EXERCISE AIM:
Collect every line of the records below that contains the word "beyond".

Saved data entries:
================
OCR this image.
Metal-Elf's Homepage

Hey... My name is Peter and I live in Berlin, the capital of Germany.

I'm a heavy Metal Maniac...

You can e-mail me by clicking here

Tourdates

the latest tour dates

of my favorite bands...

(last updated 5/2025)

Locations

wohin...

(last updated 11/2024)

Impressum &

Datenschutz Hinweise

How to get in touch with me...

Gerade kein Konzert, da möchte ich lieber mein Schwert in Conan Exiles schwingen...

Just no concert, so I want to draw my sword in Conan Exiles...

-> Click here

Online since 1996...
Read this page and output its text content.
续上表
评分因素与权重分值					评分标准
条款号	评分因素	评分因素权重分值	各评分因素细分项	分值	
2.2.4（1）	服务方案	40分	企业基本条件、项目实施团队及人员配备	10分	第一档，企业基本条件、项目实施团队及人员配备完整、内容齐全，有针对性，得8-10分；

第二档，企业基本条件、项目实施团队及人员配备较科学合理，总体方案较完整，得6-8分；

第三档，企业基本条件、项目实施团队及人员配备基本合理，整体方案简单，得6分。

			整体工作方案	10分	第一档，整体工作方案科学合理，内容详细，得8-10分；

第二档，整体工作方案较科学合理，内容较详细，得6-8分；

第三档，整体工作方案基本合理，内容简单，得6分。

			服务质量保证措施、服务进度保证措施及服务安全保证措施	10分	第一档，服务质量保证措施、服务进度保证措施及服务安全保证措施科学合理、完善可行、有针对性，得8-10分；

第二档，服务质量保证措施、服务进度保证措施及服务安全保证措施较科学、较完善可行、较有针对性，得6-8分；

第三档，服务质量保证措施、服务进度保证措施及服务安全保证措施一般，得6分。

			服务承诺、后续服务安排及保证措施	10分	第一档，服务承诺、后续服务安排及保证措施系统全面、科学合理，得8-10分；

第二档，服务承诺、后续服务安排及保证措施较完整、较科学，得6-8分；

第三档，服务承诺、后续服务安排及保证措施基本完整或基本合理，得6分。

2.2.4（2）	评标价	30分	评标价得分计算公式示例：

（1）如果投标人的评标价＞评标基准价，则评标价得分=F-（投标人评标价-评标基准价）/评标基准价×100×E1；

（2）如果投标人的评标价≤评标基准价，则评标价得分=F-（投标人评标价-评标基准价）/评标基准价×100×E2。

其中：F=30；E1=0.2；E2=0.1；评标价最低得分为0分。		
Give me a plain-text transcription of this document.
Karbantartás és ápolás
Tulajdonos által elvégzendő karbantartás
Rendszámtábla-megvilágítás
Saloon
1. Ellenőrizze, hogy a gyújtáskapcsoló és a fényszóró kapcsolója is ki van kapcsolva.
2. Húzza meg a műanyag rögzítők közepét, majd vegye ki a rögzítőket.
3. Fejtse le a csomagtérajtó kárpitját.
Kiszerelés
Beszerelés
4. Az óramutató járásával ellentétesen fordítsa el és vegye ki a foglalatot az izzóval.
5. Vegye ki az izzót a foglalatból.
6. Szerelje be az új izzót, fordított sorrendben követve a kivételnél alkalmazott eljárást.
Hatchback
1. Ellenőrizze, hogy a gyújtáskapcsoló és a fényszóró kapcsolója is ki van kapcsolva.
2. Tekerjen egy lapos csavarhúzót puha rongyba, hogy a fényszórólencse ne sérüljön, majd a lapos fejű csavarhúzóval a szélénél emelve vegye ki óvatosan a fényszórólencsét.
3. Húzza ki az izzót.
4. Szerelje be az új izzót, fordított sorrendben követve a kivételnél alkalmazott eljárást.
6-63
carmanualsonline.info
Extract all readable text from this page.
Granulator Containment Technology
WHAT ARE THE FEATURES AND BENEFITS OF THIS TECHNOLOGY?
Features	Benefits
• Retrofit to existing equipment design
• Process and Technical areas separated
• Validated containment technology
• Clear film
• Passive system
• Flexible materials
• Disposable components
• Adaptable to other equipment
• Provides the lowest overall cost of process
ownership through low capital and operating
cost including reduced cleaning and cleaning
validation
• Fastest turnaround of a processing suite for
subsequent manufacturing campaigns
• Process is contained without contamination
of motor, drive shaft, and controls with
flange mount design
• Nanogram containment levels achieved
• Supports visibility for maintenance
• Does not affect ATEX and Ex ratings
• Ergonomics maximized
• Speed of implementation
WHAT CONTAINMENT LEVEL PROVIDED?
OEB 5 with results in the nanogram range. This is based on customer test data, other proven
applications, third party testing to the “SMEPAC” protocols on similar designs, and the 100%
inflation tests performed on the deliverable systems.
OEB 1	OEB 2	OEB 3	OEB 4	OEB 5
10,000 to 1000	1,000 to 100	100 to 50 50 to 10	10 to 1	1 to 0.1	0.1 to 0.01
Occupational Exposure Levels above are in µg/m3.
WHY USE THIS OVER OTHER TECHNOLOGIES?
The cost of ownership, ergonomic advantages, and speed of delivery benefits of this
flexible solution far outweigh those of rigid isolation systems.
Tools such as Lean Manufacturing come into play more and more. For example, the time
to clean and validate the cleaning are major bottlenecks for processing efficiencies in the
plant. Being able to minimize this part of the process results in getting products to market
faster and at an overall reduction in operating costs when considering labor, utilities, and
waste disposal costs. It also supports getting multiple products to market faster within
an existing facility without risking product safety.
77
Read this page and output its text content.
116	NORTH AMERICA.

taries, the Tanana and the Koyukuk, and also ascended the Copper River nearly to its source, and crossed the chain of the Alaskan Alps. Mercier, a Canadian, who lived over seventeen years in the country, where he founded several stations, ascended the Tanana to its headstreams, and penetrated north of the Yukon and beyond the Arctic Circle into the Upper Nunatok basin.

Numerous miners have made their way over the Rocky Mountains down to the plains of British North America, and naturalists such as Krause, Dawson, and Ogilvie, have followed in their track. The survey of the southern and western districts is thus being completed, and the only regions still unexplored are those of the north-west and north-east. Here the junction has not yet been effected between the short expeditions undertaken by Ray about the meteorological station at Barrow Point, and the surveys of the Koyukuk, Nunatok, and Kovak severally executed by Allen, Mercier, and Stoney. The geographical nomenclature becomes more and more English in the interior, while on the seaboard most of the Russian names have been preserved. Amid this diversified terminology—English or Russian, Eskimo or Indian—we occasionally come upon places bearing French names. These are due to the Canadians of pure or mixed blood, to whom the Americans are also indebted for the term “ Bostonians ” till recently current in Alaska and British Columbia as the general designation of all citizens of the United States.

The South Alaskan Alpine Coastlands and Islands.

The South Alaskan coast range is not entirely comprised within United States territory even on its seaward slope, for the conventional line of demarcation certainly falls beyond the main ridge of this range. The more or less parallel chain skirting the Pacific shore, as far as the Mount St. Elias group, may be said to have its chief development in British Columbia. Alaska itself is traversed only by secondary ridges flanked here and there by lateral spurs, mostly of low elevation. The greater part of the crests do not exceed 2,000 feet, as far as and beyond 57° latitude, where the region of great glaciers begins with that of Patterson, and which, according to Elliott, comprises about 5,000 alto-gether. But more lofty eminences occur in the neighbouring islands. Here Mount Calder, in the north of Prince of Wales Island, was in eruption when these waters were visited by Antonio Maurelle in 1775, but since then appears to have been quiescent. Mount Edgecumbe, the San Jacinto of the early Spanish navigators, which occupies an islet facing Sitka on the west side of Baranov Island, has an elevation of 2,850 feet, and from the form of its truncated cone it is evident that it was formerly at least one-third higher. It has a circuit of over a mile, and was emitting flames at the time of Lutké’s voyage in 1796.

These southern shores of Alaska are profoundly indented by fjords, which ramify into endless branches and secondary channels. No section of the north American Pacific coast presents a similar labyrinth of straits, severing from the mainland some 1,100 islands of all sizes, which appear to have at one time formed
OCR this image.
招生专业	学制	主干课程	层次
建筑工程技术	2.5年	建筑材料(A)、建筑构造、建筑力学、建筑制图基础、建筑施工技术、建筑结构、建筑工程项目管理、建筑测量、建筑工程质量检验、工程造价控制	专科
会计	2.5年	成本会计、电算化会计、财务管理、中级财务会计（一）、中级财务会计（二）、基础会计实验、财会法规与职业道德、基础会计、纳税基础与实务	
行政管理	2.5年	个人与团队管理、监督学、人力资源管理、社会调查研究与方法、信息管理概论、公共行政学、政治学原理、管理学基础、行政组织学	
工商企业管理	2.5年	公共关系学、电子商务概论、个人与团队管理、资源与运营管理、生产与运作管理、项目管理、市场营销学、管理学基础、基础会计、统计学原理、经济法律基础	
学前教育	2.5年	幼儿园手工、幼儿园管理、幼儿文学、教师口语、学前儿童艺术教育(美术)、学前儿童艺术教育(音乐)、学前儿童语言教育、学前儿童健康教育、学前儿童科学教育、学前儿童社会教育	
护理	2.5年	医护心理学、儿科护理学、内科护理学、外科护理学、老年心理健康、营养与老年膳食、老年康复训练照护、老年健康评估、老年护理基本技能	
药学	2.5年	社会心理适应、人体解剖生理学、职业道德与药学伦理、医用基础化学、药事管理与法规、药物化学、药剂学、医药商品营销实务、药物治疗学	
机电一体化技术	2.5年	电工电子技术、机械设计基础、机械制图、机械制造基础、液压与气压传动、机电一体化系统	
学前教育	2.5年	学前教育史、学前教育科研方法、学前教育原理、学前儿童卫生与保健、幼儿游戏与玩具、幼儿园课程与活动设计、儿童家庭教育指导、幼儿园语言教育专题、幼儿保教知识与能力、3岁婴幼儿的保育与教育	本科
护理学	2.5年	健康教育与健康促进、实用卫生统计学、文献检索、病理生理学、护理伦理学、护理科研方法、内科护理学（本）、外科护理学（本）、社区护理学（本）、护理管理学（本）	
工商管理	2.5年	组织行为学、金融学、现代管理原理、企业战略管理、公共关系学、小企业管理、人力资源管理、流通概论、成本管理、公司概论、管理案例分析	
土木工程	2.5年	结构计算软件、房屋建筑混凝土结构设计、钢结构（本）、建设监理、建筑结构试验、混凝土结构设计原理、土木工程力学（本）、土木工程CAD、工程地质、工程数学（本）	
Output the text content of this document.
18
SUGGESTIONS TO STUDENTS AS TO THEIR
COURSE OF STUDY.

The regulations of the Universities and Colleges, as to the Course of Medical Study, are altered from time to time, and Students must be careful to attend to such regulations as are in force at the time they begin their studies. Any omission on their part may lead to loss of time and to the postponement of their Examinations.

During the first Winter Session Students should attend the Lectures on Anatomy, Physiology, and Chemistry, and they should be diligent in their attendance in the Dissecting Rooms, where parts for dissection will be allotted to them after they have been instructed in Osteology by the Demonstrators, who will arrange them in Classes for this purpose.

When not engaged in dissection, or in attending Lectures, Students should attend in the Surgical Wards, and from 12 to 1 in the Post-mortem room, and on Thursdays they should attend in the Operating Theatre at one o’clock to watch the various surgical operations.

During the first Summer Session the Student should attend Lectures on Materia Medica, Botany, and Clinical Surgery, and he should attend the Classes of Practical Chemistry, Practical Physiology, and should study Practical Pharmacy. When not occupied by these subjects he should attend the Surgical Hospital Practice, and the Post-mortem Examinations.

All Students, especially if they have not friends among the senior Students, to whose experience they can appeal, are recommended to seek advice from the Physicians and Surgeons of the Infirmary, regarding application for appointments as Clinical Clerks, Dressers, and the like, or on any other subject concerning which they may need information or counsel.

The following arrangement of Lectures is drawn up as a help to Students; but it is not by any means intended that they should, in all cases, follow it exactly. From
================
SOLUTION BELOW:
taries, the Tanana and the Koyukuk, and also ascended the Copper River nearly to its source, and crossed the chain of the Alaskan Alps. Mercier, a Canadian, who lived over seventeen years in the country, where he founded several stations, ascended the Tanana to its headstreams, and penetrated north of the Yukon and beyond the Arctic Circle into the Upper Nunatok basin.
The South Alaskan coast range is not entirely comprised within United States territory even on its seaward slope, for the conventional line of demarcation certainly falls beyond the main ridge of this range. The more or less parallel chain skirting the Pacific shore, as far as the Mount St. Elias group, may be said to have its chief development in British Columbia. Alaska itself is traversed only by secondary ridges flanked here and there by lateral spurs, mostly of low elevation. The greater part of the crests do not exceed 2,000 feet, as far as and beyond 57° latitude, where the region of great glaciers begins with that of Patterson, and which, according to Elliott, comprises about 5,000 alto-gether. But more lofty eminences occur in the neighbouring islands. Here Mount Calder, in the north of Prince of Wales Island, was in eruption when these waters were visited by Antonio Maurelle in 1775, but since then appears to have been quiescent. Mount Edgecumbe, the San Jacinto of the early Spanish navigators, which occupies an islet facing Sitka on the west side of Baranov Island, has an elevation of 2,850 feet, and from the form of its truncated cone it is evident that it was formerly at least one-third higher. It has a circuit of over a mile, and was emitting flames at the time of Lutké’s voyage in 1796.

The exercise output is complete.